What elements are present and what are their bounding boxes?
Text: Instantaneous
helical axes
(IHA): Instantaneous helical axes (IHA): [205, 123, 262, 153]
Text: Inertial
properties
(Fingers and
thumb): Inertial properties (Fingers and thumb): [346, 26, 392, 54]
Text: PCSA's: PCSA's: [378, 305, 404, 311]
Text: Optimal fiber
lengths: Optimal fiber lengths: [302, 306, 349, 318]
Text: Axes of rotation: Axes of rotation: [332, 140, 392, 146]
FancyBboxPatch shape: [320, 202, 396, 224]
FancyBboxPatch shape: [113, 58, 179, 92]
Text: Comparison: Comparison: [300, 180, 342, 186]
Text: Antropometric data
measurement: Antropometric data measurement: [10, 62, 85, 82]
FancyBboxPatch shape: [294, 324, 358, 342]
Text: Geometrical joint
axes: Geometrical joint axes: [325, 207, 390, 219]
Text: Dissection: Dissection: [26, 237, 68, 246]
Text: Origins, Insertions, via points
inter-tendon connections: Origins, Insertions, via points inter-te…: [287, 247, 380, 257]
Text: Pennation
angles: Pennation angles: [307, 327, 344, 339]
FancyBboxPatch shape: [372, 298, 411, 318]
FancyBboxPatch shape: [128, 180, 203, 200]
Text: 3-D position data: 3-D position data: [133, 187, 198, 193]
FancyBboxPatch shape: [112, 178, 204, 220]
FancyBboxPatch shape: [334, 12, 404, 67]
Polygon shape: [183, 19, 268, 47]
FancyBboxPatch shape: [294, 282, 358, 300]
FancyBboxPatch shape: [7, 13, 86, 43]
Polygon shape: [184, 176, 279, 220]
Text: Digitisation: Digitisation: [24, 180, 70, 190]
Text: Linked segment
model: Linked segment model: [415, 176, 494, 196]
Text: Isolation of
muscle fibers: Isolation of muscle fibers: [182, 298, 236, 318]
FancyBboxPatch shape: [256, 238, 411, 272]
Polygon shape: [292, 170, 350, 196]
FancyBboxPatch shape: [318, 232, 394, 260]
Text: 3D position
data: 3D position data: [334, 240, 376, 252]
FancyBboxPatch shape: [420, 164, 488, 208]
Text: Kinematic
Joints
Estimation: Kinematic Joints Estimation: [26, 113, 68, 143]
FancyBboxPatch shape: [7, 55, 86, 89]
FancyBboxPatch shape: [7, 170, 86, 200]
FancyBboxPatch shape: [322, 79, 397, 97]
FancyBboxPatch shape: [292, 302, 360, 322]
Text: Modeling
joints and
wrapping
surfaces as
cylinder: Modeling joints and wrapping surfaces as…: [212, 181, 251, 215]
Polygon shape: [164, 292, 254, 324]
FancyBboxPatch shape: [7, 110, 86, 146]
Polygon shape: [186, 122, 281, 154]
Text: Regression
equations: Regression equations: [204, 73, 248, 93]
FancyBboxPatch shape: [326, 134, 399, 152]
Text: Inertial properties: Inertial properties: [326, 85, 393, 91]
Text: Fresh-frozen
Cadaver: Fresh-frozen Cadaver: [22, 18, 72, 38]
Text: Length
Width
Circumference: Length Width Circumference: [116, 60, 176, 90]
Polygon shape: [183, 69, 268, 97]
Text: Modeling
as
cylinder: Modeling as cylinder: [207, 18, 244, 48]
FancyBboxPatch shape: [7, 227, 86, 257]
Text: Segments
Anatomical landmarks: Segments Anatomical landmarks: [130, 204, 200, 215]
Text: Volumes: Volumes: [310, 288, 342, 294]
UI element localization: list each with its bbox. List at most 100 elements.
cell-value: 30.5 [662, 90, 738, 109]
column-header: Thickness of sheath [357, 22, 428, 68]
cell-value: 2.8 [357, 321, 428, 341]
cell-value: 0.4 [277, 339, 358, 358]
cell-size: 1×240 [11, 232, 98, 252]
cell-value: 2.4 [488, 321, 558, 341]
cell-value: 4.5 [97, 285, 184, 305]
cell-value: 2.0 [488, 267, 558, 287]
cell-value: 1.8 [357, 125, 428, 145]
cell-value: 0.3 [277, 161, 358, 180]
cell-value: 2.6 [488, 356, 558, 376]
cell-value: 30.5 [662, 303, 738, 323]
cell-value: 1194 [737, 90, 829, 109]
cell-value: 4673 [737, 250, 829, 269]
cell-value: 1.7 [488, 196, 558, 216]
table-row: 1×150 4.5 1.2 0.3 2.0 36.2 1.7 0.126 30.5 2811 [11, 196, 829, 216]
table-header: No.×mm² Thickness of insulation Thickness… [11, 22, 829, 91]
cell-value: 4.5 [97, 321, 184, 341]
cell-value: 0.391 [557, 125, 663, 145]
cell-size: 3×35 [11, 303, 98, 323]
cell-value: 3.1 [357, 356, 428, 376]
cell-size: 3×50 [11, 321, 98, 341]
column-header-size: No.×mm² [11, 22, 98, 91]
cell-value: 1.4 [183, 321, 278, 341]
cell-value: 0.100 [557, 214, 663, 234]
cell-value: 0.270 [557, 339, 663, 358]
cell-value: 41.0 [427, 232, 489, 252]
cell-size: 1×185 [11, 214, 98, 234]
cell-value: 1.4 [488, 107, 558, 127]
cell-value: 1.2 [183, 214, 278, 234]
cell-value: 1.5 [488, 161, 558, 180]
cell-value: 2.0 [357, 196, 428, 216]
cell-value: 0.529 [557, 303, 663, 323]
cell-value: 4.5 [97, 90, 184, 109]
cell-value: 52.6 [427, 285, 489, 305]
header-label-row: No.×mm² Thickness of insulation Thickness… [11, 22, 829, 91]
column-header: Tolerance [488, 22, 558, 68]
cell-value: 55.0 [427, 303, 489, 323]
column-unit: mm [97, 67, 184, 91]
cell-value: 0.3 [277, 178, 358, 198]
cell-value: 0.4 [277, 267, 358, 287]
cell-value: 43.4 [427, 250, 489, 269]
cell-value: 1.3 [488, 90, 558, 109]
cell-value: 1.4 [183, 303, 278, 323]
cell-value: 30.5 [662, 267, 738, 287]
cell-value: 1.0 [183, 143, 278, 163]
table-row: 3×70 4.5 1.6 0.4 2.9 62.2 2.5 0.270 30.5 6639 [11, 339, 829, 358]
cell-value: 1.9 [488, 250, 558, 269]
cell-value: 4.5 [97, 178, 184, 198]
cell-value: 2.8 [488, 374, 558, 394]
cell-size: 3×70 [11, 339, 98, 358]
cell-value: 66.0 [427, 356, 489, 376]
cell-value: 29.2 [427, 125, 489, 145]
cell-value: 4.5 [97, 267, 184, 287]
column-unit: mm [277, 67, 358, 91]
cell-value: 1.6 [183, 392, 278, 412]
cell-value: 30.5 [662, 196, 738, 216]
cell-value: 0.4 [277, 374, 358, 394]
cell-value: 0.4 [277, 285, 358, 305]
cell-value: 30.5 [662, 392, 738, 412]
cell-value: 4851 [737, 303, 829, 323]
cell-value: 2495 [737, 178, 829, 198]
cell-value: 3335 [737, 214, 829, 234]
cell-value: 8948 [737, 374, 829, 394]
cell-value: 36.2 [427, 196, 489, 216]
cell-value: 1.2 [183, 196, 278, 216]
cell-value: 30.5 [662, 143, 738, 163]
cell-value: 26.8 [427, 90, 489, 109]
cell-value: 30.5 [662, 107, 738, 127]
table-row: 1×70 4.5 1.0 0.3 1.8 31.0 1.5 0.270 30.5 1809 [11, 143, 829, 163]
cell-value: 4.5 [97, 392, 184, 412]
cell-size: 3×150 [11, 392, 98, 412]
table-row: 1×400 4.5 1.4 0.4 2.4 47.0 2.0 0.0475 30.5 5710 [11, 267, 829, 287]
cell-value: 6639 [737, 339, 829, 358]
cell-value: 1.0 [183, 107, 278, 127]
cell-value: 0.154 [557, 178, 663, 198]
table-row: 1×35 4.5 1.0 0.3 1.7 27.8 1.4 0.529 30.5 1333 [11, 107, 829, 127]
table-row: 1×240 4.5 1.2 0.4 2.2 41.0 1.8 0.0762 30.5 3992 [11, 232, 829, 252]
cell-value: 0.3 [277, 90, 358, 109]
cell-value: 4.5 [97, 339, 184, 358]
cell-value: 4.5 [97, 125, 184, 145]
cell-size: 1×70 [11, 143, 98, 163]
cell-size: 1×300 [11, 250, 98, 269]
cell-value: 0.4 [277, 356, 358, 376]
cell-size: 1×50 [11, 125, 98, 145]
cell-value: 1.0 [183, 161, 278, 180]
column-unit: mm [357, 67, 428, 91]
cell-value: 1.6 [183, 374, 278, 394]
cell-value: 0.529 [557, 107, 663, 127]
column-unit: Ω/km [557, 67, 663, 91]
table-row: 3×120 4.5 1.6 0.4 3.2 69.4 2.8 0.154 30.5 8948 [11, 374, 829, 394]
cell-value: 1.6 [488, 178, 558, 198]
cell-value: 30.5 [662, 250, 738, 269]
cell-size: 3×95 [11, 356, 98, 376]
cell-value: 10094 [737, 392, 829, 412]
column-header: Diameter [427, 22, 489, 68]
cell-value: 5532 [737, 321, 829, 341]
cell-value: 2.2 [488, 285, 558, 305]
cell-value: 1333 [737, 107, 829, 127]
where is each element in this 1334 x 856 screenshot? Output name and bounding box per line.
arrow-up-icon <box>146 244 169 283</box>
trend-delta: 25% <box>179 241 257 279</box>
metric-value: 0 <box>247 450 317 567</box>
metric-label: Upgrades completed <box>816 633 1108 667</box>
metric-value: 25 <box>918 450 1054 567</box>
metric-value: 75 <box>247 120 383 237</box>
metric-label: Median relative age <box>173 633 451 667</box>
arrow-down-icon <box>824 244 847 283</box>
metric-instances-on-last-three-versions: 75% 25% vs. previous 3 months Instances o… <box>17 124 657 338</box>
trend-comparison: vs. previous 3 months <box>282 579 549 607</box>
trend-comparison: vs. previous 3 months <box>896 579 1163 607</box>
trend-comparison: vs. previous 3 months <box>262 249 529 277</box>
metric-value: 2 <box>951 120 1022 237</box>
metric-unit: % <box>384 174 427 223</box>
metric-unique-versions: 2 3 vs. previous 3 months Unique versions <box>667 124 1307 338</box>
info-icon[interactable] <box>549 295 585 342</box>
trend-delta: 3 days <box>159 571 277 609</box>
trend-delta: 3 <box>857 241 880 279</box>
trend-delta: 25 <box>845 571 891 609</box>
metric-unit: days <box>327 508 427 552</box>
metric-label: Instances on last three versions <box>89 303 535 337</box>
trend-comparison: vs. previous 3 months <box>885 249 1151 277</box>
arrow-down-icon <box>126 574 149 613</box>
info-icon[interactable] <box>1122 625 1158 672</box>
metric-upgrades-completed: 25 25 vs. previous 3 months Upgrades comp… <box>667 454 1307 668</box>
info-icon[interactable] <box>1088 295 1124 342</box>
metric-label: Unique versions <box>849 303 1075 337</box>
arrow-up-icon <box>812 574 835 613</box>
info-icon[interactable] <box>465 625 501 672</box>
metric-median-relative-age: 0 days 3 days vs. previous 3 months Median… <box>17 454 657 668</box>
- - - - - - -
→ **What this task involves**
Put each line from the start of the records up to and including the line containing "Text: Axes of" into a JSON list of strings, one string per line, with blank lines omitted.

→ **Answer to this task**
[
  "What elements are present and what are their bounding boxes?",
  "Text: Instantaneous",
  "helical axes",
  "(IHA): Instantaneous helical axes (IHA): [205, 123, 262, 153]",
  "Text: Inertial",
  "properties",
  "(Fingers and",
  "thumb): Inertial properties (Fingers and thumb): [346, 26, 392, 54]",
  "Text: PCSA's: PCSA's: [378, 305, 404, 311]",
  "Text: Optimal fiber",
  "lengths: Optimal fiber lengths: [302, 306, 349, 318]",
  "Text: Axes of rotation: Axes of rotation: [332, 140, 392, 146]"
]